--- Begin ---

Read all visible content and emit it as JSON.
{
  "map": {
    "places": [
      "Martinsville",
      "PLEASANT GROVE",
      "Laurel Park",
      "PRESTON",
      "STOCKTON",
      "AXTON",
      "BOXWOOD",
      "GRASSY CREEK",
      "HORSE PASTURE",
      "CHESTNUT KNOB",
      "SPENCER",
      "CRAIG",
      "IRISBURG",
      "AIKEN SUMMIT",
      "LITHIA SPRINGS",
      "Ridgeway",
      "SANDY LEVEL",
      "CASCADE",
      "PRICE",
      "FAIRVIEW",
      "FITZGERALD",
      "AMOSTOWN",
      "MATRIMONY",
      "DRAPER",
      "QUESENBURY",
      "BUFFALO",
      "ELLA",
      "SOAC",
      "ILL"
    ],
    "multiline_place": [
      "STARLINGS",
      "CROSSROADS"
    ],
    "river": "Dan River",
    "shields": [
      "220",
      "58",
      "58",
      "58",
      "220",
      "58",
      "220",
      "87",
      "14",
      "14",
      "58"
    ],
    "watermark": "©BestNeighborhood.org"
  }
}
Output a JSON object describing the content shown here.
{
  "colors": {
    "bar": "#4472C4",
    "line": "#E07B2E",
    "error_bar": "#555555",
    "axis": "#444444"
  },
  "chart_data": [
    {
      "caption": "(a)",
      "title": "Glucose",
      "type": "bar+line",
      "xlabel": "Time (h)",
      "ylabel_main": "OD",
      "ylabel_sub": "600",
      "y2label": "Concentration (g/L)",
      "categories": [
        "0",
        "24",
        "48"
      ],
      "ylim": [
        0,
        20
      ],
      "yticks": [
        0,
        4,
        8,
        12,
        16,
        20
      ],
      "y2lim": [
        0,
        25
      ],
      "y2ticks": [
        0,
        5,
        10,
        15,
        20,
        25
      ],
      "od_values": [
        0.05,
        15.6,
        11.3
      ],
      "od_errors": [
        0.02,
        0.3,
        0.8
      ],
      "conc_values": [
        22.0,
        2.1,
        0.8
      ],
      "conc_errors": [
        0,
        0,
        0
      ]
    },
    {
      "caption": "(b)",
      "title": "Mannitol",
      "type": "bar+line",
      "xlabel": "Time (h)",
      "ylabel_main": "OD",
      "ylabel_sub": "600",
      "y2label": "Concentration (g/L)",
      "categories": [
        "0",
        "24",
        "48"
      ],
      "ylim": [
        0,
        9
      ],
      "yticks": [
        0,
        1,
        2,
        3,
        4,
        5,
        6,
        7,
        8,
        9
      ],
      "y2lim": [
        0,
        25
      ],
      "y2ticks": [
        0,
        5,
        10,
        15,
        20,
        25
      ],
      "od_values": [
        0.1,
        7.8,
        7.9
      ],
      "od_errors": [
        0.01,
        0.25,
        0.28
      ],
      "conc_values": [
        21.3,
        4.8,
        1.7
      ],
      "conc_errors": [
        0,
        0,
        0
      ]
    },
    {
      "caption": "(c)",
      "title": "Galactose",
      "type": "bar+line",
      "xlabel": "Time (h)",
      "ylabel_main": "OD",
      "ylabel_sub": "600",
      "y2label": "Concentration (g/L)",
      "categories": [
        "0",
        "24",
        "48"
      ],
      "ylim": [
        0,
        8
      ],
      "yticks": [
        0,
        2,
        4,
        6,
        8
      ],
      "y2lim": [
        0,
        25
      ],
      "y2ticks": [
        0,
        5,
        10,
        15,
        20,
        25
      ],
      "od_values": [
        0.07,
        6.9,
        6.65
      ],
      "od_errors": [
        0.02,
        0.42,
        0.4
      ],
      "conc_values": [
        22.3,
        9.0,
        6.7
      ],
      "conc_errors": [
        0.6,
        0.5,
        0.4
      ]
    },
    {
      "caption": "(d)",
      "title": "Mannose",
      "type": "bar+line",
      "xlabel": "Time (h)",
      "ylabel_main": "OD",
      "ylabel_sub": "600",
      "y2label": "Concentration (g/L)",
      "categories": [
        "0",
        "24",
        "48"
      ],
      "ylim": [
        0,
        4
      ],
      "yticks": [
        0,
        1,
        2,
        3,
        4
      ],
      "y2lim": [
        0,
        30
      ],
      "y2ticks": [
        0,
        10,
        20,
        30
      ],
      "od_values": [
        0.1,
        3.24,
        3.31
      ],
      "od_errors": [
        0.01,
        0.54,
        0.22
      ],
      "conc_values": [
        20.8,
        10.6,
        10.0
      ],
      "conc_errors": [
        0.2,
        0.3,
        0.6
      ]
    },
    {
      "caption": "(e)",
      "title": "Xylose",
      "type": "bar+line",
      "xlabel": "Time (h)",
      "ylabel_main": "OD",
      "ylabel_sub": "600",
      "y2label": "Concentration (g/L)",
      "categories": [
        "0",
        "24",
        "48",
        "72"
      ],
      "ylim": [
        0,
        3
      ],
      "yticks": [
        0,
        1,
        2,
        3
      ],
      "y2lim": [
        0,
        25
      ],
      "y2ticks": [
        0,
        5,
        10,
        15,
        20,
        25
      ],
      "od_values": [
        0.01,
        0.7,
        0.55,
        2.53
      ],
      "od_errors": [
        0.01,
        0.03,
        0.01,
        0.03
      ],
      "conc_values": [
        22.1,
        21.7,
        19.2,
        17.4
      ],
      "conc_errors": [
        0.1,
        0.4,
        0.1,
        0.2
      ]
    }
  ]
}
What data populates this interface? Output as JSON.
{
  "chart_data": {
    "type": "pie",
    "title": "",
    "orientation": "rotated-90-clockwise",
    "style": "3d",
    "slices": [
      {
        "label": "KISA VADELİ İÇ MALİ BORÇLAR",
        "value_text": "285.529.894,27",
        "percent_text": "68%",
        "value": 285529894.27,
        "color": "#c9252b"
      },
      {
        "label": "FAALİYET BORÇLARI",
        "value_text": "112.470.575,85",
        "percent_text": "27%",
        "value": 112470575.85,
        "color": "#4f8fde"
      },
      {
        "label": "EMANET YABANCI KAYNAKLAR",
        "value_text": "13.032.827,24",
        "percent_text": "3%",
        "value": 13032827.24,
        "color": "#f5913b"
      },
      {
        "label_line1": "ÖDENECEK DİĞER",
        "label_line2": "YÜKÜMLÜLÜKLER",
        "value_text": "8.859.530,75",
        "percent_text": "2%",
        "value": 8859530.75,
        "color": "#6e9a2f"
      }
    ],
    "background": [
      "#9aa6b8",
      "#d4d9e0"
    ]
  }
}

--- End ---

Return all of the entries exactly as written.

- _Answer to the problem_
Read all visible content and emit it as JSON.
{
  "map": {
    "places": [
      "Martinsville",
      "PLEASANT GROVE",
      "Laurel Park",
      "PRESTON",
      "STOCKTON",
      "AXTON",
      "BOXWOOD",
      "GRASSY CREEK",
      "HORSE PASTURE",
      "CHESTNUT KNOB",
      "SPENCER",
      "CRAIG",
      "IRISBURG",
      "AIKEN SUMMIT",
      "LITHIA SPRINGS",
      "Ridgeway",
      "SANDY LEVEL",
      "CASCADE",
      "PRICE",
      "FAIRVIEW",
      "FITZGERALD",
      "AMOSTOWN",
      "MATRIMONY",
      "DRAPER",
      "QUESENBURY",
      "BUFFALO",
      "ELLA",
      "SOAC",
      "ILL"
    ],
    "multiline_place": [
      "STARLINGS",
      "CROSSROADS"
    ],
    "river": "Dan River",
    "shields": [
      "220",
      "58",
      "58",
      "58",
      "220",
      "58",
      "220",
      "87",
      "14",
      "14",
      "58"
    ],
    "watermark": "©BestNeighborhood.org"
  }
}
Output a JSON object describing the content shown here.
{
  "colors": {
    "bar": "#4472C4",
    "line": "#E07B2E",
    "error_bar": "#555555",
    "axis": "#444444"
  },
  "chart_data": [
    {
      "caption": "(a)",
      "title": "Glucose",
      "type": "bar+line",
      "xlabel": "Time (h)",
      "ylabel_main": "OD",
      "ylabel_sub": "600",
      "y2label": "Concentration (g/L)",
      "categories": [
        "0",
        "24",
        "48"
      ],
      "ylim": [
        0,
        20
      ],
      "yticks": [
        0,
        4,
        8,
        12,
        16,
        20
      ],
      "y2lim": [
        0,
        25
      ],
      "y2ticks": [
        0,
        5,
        10,
        15,
        20,
        25
      ],
      "od_values": [
        0.05,
        15.6,
        11.3
      ],
      "od_errors": [
        0.02,
        0.3,
        0.8
      ],
      "conc_values": [
        22.0,
        2.1,
        0.8
      ],
      "conc_errors": [
        0,
        0,
        0
      ]
    },
    {
      "caption": "(b)",
      "title": "Mannitol",
      "type": "bar+line",
      "xlabel": "Time (h)",
      "ylabel_main": "OD",
      "ylabel_sub": "600",
      "y2label": "Concentration (g/L)",
      "categories": [
        "0",
        "24",
        "48"
      ],
      "ylim": [
        0,
        9
      ],
      "yticks": [
        0,
        1,
        2,
        3,
        4,
        5,
        6,
        7,
        8,
        9
      ],
      "y2lim": [
        0,
        25
      ],
      "y2ticks": [
        0,
        5,
        10,
        15,
        20,
        25
      ],
      "od_values": [
        0.1,
        7.8,
        7.9
      ],
      "od_errors": [
        0.01,
        0.25,
        0.28
      ],
      "conc_values": [
        21.3,
        4.8,
        1.7
      ],
      "conc_errors": [
        0,
        0,
        0
      ]
    },
    {
      "caption": "(c)",
      "title": "Galactose",
      "type": "bar+line",
      "xlabel": "Time (h)",
      "ylabel_main": "OD",
      "ylabel_sub": "600",
      "y2label": "Concentration (g/L)",
      "categories": [
        "0",
        "24",
        "48"
      ],
      "ylim": [
        0,
        8
      ],
      "yticks": [
        0,
        2,
        4,
        6,
        8
      ],
      "y2lim": [
        0,
        25
      ],
      "y2ticks": [
        0,
        5,
        10,
        15,
        20,
        25
      ],
      "od_values": [
        0.07,
        6.9,
        6.65
      ],
      "od_errors": [
        0.02,
        0.42,
        0.4
      ],
      "conc_values": [
        22.3,
        9.0,
        6.7
      ],
      "conc_errors": [
        0.6,
        0.5,
        0.4
      ]
    },
    {
      "caption": "(d)",
      "title": "Mannose",
      "type": "bar+line",
      "xlabel": "Time (h)",
      "ylabel_main": "OD",
      "ylabel_sub": "600",
      "y2label": "Concentration (g/L)",
      "categories": [
        "0",
        "24",
        "48"
      ],
      "ylim": [
        0,
        4
      ],
      "yticks": [
        0,
        1,
        2,
        3,
        4
      ],
      "y2lim": [
        0,
        30
      ],
      "y2ticks": [
        0,
        10,
        20,
        30
      ],
      "od_values": [
        0.1,
        3.24,
        3.31
      ],
      "od_errors": [
        0.01,
        0.54,
        0.22
      ],
      "conc_values": [
        20.8,
        10.6,
        10.0
      ],
      "conc_errors": [
        0.2,
        0.3,
        0.6
      ]
    },
    {
      "caption": "(e)",
      "title": "Xylose",
      "type": "bar+line",
      "xlabel": "Time (h)",
      "ylabel_main": "OD",
      "ylabel_sub": "600",
      "y2label": "Concentration (g/L)",
      "categories": [
        "0",
        "24",
        "48",
        "72"
      ],
      "ylim": [
        0,
        3
      ],
      "yticks": [
        0,
        1,
        2,
        3
      ],
      "y2lim": [
        0,
        25
      ],
      "y2ticks": [
        0,
        5,
        10,
        15,
        20,
        25
      ],
      "od_values": [
        0.01,
        0.7,
        0.55,
        2.53
      ],
      "od_errors": [
        0.01,
        0.03,
        0.01,
        0.03
      ],
      "conc_values": [
        22.1,
        21.7,
        19.2,
        17.4
      ],
      "conc_errors": [
        0.1,
        0.4,
        0.1,
        0.2
      ]
    }
  ]
}
What data populates this interface? Output as JSON.
{
  "chart_data": {
    "type": "pie",
    "title": "",
    "orientation": "rotated-90-clockwise",
    "style": "3d",
    "slices": [
      {
        "label": "KISA VADELİ İÇ MALİ BORÇLAR",
        "value_text": "285.529.894,27",
        "percent_text": "68%",
        "value": 285529894.27,
        "color": "#c9252b"
      },
      {
        "label": "FAALİYET BORÇLARI",
        "value_text": "112.470.575,85",
        "percent_text": "27%",
        "value": 112470575.85,
        "color": "#4f8fde"
      },
      {
        "label": "EMANET YABANCI KAYNAKLAR",
        "value_text": "13.032.827,24",
        "percent_text": "3%",
        "value": 13032827.24,
        "color": "#f5913b"
      },
      {
        "label_line1": "ÖDENECEK DİĞER",
        "label_line2": "YÜKÜMLÜLÜKLER",
        "value_text": "8.859.530,75",
        "percent_text": "2%",
        "value": 8859530.75,
        "color": "#6e9a2f"
      }
    ],
    "background": [
      "#9aa6b8",
      "#d4d9e0"
    ]
  }
}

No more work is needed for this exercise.